## Job:
Filter the listing below, copying every line in which the word "code" appears.

## Input for this task:
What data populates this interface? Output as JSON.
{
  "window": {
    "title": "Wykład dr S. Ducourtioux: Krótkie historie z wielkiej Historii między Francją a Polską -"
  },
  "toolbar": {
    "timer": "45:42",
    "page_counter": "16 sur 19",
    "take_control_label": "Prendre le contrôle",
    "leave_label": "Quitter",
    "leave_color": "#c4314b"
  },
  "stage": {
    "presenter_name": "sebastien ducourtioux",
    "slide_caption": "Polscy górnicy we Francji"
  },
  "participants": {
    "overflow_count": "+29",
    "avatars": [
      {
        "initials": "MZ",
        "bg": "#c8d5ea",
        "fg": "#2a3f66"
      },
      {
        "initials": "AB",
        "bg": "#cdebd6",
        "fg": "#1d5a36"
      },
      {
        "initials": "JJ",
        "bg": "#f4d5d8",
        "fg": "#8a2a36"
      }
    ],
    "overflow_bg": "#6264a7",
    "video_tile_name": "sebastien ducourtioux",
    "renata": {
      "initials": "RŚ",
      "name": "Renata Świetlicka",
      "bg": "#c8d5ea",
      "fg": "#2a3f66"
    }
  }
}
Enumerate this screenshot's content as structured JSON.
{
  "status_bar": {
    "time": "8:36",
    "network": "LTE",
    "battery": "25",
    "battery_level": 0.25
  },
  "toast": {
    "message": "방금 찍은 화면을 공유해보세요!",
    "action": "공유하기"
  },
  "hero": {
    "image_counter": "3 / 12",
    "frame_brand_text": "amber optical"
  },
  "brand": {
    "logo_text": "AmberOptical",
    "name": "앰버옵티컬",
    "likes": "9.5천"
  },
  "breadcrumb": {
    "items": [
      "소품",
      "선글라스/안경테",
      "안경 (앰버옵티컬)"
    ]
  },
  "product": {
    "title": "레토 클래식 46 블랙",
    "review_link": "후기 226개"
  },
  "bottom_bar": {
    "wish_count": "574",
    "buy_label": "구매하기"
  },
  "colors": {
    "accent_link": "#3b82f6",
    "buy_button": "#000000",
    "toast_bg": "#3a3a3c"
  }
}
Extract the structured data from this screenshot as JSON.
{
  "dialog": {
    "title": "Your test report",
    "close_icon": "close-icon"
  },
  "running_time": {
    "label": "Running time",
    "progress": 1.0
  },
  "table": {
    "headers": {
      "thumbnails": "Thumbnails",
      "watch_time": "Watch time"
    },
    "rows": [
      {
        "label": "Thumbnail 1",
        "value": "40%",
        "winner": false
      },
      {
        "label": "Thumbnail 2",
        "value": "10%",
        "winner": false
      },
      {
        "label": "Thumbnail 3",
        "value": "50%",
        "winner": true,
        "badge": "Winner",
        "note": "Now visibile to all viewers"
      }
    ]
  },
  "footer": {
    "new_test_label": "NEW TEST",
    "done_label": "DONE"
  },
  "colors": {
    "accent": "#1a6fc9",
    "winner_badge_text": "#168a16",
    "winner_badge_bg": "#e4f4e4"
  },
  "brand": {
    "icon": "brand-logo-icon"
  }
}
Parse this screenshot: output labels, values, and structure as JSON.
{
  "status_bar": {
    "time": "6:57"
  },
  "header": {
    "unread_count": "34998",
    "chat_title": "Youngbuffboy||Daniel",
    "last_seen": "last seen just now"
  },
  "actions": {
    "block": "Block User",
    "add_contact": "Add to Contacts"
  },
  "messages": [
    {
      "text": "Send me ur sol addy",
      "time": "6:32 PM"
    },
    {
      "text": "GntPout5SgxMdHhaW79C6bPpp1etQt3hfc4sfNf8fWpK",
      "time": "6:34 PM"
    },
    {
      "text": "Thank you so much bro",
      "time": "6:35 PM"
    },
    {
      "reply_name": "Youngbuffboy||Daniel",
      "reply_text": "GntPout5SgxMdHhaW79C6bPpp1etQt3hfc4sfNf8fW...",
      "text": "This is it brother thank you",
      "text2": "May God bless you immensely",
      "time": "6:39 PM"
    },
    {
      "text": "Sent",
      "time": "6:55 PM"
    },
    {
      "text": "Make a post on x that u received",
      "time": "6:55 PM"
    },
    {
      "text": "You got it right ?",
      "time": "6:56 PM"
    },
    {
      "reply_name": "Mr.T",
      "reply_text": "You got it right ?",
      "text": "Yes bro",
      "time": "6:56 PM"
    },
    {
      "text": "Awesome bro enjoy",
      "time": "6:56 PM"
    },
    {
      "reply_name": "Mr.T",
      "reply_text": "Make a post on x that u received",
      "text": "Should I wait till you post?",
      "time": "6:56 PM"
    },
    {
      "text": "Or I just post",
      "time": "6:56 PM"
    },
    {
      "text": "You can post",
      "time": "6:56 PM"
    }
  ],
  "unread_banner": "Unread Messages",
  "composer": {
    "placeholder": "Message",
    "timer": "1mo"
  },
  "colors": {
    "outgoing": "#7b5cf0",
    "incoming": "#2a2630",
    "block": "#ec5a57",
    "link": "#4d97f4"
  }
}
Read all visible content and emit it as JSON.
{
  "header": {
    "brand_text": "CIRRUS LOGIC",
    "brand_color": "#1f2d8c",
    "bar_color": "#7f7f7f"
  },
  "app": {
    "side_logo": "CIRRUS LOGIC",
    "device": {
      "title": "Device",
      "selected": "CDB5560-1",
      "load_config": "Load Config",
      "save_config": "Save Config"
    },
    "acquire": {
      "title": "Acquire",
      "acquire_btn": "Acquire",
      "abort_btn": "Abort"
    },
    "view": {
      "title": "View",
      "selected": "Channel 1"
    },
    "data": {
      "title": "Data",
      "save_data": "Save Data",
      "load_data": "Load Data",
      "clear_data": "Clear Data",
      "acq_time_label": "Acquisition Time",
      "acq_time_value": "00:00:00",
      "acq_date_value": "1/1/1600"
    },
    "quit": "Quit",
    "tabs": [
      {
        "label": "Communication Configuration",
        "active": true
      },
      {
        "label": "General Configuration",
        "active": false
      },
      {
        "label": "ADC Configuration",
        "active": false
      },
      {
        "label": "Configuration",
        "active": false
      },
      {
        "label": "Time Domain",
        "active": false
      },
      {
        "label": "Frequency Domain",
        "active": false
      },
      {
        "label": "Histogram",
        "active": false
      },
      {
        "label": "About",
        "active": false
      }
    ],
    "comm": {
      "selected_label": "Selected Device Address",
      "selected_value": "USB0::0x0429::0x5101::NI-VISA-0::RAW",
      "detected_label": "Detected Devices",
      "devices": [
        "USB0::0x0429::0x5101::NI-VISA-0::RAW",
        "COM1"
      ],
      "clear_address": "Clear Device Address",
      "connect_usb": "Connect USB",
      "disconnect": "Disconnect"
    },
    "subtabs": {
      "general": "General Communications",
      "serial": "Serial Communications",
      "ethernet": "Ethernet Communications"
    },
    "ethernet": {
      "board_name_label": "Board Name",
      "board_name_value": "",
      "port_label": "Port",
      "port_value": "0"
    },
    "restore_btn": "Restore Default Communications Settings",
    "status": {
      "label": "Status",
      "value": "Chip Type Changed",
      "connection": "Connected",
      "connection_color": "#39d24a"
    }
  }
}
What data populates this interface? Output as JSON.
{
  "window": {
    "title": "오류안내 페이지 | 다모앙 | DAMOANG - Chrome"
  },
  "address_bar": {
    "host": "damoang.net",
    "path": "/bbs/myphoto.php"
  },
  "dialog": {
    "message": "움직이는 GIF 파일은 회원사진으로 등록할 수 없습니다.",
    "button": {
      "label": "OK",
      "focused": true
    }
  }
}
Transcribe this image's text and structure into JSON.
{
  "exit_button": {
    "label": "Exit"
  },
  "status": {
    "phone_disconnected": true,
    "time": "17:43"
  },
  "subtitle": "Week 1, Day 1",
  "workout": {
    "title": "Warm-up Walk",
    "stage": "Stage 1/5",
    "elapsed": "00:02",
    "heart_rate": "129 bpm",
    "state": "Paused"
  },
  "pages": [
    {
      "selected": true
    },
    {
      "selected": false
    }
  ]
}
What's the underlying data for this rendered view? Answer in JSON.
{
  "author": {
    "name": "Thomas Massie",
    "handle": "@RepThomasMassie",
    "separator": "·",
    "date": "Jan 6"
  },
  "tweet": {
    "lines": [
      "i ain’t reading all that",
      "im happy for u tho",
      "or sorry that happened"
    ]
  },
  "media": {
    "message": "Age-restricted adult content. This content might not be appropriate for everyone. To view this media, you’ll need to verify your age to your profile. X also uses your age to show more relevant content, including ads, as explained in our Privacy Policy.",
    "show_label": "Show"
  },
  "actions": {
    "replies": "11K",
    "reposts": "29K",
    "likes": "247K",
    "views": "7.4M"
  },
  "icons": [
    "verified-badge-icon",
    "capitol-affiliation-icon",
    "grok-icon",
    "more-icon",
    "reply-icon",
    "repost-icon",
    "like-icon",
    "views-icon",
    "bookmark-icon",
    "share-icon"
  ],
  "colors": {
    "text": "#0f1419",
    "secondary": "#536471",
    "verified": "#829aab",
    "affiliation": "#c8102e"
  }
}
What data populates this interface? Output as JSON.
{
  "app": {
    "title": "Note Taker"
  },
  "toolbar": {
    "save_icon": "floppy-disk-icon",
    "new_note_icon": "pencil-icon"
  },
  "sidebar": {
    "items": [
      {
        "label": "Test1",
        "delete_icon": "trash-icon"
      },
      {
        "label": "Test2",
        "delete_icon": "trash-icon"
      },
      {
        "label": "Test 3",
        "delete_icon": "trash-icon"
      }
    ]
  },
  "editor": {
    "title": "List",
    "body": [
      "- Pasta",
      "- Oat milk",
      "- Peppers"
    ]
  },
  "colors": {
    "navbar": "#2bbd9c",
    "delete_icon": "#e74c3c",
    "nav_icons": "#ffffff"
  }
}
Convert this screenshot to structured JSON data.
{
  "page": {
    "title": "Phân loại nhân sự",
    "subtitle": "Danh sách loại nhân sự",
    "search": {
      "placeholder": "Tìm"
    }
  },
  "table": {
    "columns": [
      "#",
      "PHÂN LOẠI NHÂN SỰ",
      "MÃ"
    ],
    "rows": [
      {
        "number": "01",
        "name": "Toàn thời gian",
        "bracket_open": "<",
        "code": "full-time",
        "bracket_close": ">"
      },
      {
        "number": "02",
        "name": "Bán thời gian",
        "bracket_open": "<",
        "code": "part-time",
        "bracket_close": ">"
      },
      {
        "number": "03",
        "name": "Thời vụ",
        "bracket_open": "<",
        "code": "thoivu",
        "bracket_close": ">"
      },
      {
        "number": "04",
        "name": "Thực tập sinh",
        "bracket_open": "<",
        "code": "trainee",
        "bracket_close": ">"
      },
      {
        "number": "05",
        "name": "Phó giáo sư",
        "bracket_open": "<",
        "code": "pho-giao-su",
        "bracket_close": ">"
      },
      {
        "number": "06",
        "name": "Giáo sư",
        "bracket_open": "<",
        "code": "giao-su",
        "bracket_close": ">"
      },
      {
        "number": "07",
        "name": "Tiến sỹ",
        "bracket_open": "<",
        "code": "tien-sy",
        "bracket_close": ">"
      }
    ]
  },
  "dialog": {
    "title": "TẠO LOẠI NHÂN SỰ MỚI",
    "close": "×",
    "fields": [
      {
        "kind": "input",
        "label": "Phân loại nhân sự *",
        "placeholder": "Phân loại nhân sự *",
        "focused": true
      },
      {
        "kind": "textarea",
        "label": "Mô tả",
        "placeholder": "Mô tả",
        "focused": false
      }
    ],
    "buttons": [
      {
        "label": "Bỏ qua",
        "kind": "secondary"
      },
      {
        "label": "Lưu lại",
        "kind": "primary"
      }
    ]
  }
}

## Solution:
        "code": "full-time",
        "code": "part-time",
        "code": "thoivu",
        "code": "trainee",
        "code": "pho-giao-su",
        "code": "giao-su",
        "code": "tien-sy",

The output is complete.